GIVEN TASK: Scan the data below and pick out the lines containing the word "resigned".

SUPPLIED RECORDS:
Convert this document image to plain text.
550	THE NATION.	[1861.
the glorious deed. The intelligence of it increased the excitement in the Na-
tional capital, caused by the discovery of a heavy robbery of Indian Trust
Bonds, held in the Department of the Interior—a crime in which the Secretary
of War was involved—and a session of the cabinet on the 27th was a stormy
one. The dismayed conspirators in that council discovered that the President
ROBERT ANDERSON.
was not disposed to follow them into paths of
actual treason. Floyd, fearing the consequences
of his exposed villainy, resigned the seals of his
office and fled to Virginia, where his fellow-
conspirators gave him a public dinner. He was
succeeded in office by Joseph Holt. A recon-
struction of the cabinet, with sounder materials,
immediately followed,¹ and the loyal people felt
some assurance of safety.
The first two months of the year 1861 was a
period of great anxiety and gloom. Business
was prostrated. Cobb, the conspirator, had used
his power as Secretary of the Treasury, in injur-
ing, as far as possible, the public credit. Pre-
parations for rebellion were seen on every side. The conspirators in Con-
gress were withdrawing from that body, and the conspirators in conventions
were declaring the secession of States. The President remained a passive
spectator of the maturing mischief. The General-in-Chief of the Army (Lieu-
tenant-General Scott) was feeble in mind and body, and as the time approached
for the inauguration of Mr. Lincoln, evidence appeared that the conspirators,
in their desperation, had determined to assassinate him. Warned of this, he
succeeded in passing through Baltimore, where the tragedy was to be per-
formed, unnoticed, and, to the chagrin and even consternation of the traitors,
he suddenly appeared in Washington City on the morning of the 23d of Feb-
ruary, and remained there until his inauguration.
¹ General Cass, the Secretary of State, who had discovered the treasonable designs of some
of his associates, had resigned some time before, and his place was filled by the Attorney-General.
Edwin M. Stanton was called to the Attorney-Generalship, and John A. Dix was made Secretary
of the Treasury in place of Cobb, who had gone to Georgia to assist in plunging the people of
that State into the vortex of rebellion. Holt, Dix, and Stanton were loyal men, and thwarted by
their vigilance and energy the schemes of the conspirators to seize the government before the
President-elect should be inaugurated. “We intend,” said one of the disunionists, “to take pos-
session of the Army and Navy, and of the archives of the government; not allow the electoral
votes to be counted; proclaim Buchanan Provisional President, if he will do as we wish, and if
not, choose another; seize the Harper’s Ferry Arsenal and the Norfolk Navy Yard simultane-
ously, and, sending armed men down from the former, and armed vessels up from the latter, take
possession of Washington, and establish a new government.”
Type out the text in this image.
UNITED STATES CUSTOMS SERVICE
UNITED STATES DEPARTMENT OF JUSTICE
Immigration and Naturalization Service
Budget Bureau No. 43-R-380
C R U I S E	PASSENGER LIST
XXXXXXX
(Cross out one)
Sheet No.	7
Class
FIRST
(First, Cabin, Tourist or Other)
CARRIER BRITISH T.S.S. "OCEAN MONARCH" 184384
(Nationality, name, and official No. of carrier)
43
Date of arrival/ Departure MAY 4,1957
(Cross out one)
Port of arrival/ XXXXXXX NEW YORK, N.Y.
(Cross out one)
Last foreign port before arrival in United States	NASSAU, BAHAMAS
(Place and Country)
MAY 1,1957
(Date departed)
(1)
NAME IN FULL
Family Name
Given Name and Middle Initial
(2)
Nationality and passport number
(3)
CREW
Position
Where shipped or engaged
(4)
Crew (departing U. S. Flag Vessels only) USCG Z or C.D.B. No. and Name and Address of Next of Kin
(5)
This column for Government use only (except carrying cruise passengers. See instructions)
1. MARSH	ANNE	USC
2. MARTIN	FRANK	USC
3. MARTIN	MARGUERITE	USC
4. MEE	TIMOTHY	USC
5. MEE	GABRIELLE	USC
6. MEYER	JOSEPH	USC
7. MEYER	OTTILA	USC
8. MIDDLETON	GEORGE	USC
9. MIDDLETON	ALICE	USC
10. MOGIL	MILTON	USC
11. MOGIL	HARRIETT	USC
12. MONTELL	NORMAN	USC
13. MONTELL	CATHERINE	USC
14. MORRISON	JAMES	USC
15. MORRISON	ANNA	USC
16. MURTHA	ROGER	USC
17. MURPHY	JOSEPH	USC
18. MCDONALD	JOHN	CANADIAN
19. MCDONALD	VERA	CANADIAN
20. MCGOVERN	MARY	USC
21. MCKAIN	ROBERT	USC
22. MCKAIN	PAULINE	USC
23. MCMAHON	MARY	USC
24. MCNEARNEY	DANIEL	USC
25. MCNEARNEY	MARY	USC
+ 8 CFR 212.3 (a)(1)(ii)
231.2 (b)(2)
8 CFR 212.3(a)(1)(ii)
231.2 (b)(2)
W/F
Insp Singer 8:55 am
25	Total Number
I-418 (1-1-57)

SOLUTION FOR THIS TASK:
of his exposed villainy, resigned the seals of his
of his associates, had resigned some time before, and his place was filled by the Attorney-General.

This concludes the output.